• [Given request] Leave out the images and repeat the listing below without a single change.

**** Material supplied

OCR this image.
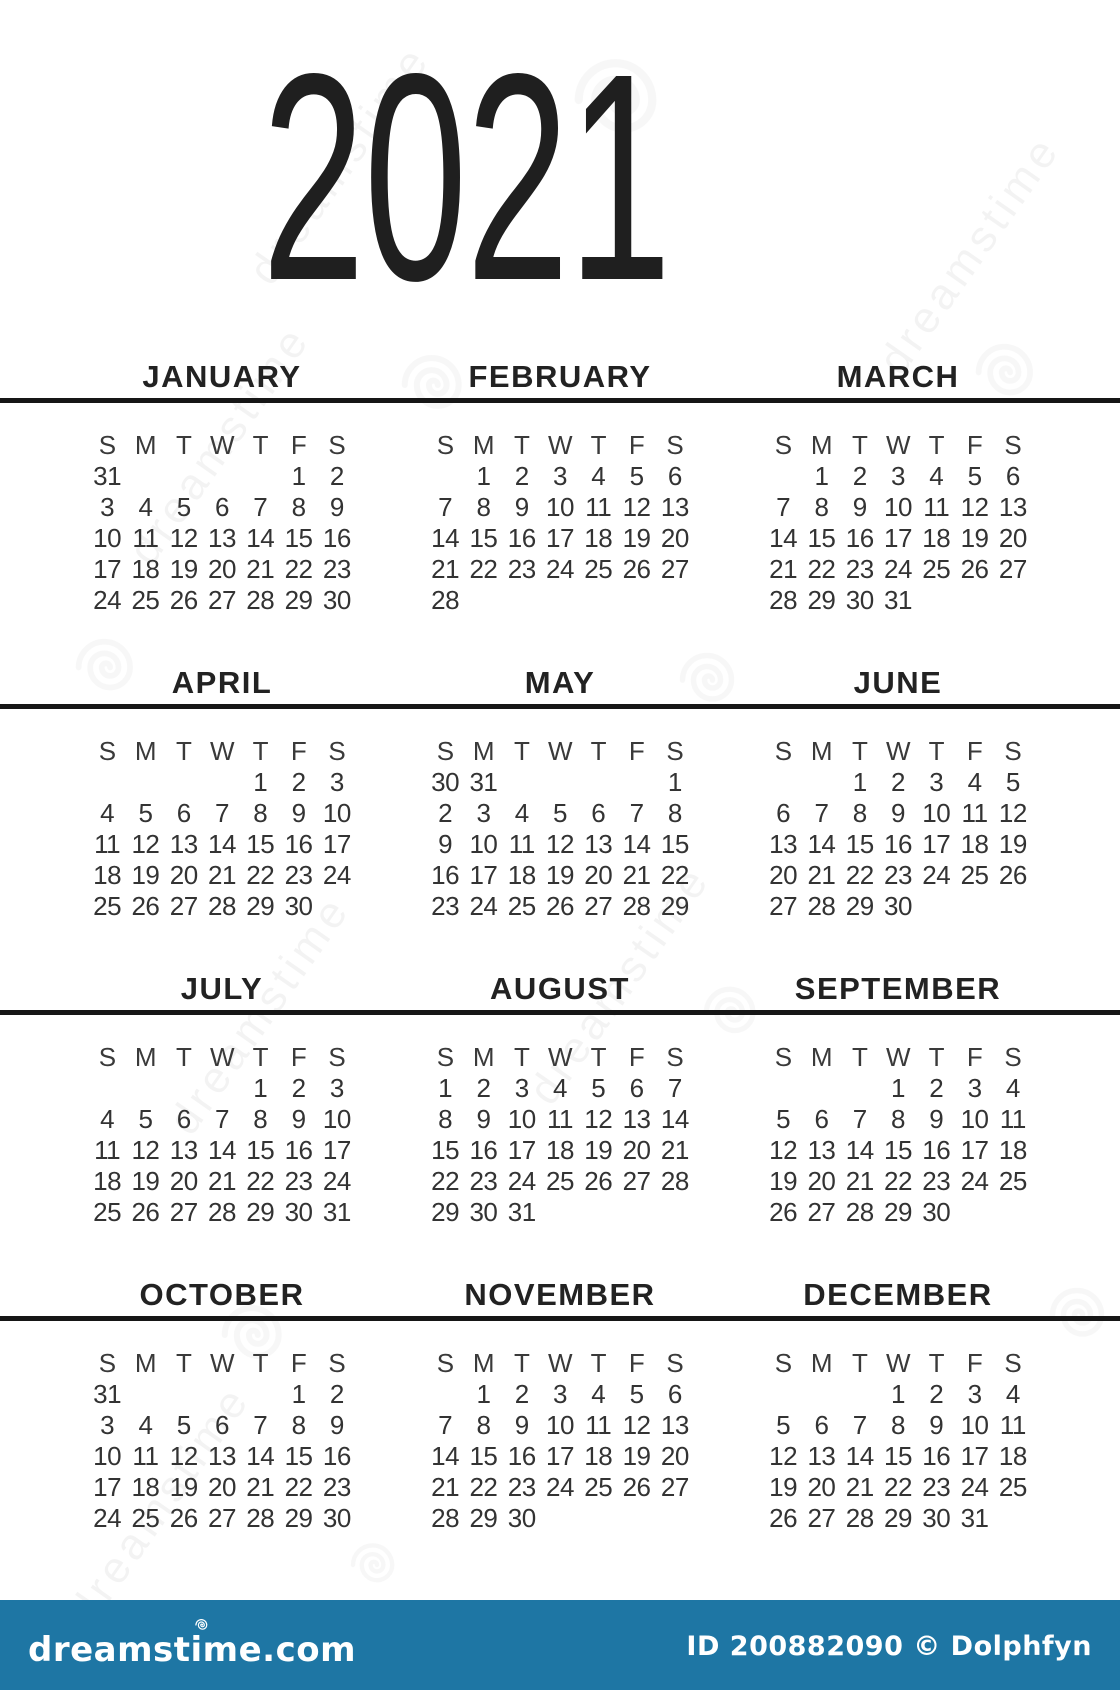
2021
JANUARY	FEBRUARY	MARCH
S	M	T	W	T	F	S
31					1	2
3	4	5	6	7	8	9
10	11	12	13	14	15	16
17	18	19	20	21	22	23
24	25	26	27	28	29	30
S	M	T	W	T	F	S
	1	2	3	4	5	6
7	8	9	10	11	12	13
14	15	16	17	18	19	20
21	22	23	24	25	26	27
28						
S	M	T	W	T	F	S
	1	2	3	4	5	6
7	8	9	10	11	12	13
14	15	16	17	18	19	20
21	22	23	24	25	26	27
28	29	30	31			
APRIL	MAY	JUNE
S	M	T	W	T	F	S
				1	2	3
4	5	6	7	8	9	10
11	12	13	14	15	16	17
18	19	20	21	22	23	24
25	26	27	28	29	30	
S	M	T	W	T	F	S
30	31					1
2	3	4	5	6	7	8
9	10	11	12	13	14	15
16	17	18	19	20	21	22
23	24	25	26	27	28	29
S	M	T	W	T	F	S
		1	2	3	4	5
6	7	8	9	10	11	12
13	14	15	16	17	18	19
20	21	22	23	24	25	26
27	28	29	30			
JULY	AUGUST	SEPTEMBER
S	M	T	W	T	F	S
				1	2	3
4	5	6	7	8	9	10
11	12	13	14	15	16	17
18	19	20	21	22	23	24
25	26	27	28	29	30	31
S	M	T	W	T	F	S
1	2	3	4	5	6	7
8	9	10	11	12	13	14
15	16	17	18	19	20	21
22	23	24	25	26	27	28
29	30	31				
S	M	T	W	T	F	S
			1	2	3	4
5	6	7	8	9	10	11
12	13	14	15	16	17	18
19	20	21	22	23	24	25
26	27	28	29	30		
OCTOBER	NOVEMBER	DECEMBER
S	M	T	W	T	F	S
31					1	2
3	4	5	6	7	8	9
10	11	12	13	14	15	16
17	18	19	20	21	22	23
24	25	26	27	28	29	30
S	M	T	W	T	F	S
	1	2	3	4	5	6
7	8	9	10	11	12	13
14	15	16	17	18	19	20
21	22	23	24	25	26	27
28	29	30				
S	M	T	W	T	F	S
			1	2	3	4
5	6	7	8	9	10	11
12	13	14	15	16	17	18
19	20	21	22	23	24	25
26	27	28	29	30	31	
dreamstime.com	ID 200882090 © Dolphfyn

********

• [The answer]
OCR this image.
2021
JANUARY	FEBRUARY	MARCH
S	M	T	W	T	F	S
31					1	2
3	4	5	6	7	8	9
10	11	12	13	14	15	16
17	18	19	20	21	22	23
24	25	26	27	28	29	30
S	M	T	W	T	F	S
	1	2	3	4	5	6
7	8	9	10	11	12	13
14	15	16	17	18	19	20
21	22	23	24	25	26	27
28						
S	M	T	W	T	F	S
	1	2	3	4	5	6
7	8	9	10	11	12	13
14	15	16	17	18	19	20
21	22	23	24	25	26	27
28	29	30	31			
APRIL	MAY	JUNE
S	M	T	W	T	F	S
				1	2	3
4	5	6	7	8	9	10
11	12	13	14	15	16	17
18	19	20	21	22	23	24
25	26	27	28	29	30	
S	M	T	W	T	F	S
30	31					1
2	3	4	5	6	7	8
9	10	11	12	13	14	15
16	17	18	19	20	21	22
23	24	25	26	27	28	29
S	M	T	W	T	F	S
		1	2	3	4	5
6	7	8	9	10	11	12
13	14	15	16	17	18	19
20	21	22	23	24	25	26
27	28	29	30			
JULY	AUGUST	SEPTEMBER
S	M	T	W	T	F	S
				1	2	3
4	5	6	7	8	9	10
11	12	13	14	15	16	17
18	19	20	21	22	23	24
25	26	27	28	29	30	31
S	M	T	W	T	F	S
1	2	3	4	5	6	7
8	9	10	11	12	13	14
15	16	17	18	19	20	21
22	23	24	25	26	27	28
29	30	31				
S	M	T	W	T	F	S
			1	2	3	4
5	6	7	8	9	10	11
12	13	14	15	16	17	18
19	20	21	22	23	24	25
26	27	28	29	30		
OCTOBER	NOVEMBER	DECEMBER
S	M	T	W	T	F	S
31					1	2
3	4	5	6	7	8	9
10	11	12	13	14	15	16
17	18	19	20	21	22	23
24	25	26	27	28	29	30
S	M	T	W	T	F	S
	1	2	3	4	5	6
7	8	9	10	11	12	13
14	15	16	17	18	19	20
21	22	23	24	25	26	27
28	29	30				
S	M	T	W	T	F	S
			1	2	3	4
5	6	7	8	9	10	11
12	13	14	15	16	17	18
19	20	21	22	23	24	25
26	27	28	29	30	31	
dreamstime.com	ID 200882090 © Dolphfyn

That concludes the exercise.